Set task: Copy all the material that follows, keeping every character the same.

**** Data shown

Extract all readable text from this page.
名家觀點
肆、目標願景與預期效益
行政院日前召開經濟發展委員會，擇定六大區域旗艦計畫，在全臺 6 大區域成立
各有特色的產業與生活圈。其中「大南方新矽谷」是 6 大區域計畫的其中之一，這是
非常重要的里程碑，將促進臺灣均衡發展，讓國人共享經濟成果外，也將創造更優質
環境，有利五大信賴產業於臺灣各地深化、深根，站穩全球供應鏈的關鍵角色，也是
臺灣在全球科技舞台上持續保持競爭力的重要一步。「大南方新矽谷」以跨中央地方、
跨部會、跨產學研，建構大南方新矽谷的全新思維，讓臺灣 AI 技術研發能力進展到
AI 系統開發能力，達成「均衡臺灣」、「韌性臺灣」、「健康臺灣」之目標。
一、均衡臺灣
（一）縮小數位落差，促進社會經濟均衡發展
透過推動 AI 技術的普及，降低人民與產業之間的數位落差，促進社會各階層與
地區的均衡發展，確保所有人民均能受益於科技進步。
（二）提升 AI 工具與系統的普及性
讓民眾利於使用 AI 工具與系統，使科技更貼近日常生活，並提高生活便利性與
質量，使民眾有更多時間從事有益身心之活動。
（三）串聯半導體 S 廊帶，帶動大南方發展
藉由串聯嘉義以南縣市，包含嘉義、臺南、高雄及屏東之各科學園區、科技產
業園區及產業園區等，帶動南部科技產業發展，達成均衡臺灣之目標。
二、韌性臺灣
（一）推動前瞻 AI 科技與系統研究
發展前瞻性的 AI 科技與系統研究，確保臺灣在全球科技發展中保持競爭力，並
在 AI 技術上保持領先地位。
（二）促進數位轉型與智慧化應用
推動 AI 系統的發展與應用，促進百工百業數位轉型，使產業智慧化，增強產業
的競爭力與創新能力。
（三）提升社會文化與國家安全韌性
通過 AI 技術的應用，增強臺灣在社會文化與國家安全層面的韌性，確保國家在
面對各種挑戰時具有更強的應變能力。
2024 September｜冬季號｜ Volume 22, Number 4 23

********

The reply:
Extract all readable text from this page.
名家觀點
肆、目標願景與預期效益
行政院日前召開經濟發展委員會，擇定六大區域旗艦計畫，在全臺 6 大區域成立
各有特色的產業與生活圈。其中「大南方新矽谷」是 6 大區域計畫的其中之一，這是
非常重要的里程碑，將促進臺灣均衡發展，讓國人共享經濟成果外，也將創造更優質
環境，有利五大信賴產業於臺灣各地深化、深根，站穩全球供應鏈的關鍵角色，也是
臺灣在全球科技舞台上持續保持競爭力的重要一步。「大南方新矽谷」以跨中央地方、
跨部會、跨產學研，建構大南方新矽谷的全新思維，讓臺灣 AI 技術研發能力進展到
AI 系統開發能力，達成「均衡臺灣」、「韌性臺灣」、「健康臺灣」之目標。
一、均衡臺灣
（一）縮小數位落差，促進社會經濟均衡發展
透過推動 AI 技術的普及，降低人民與產業之間的數位落差，促進社會各階層與
地區的均衡發展，確保所有人民均能受益於科技進步。
（二）提升 AI 工具與系統的普及性
讓民眾利於使用 AI 工具與系統，使科技更貼近日常生活，並提高生活便利性與
質量，使民眾有更多時間從事有益身心之活動。
（三）串聯半導體 S 廊帶，帶動大南方發展
藉由串聯嘉義以南縣市，包含嘉義、臺南、高雄及屏東之各科學園區、科技產
業園區及產業園區等，帶動南部科技產業發展，達成均衡臺灣之目標。
二、韌性臺灣
（一）推動前瞻 AI 科技與系統研究
發展前瞻性的 AI 科技與系統研究，確保臺灣在全球科技發展中保持競爭力，並
在 AI 技術上保持領先地位。
（二）促進數位轉型與智慧化應用
推動 AI 系統的發展與應用，促進百工百業數位轉型，使產業智慧化，增強產業
的競爭力與創新能力。
（三）提升社會文化與國家安全韌性
通過 AI 技術的應用，增強臺灣在社會文化與國家安全層面的韌性，確保國家在
面對各種挑戰時具有更強的應變能力。
2024 September｜冬季號｜ Volume 22, Number 4 23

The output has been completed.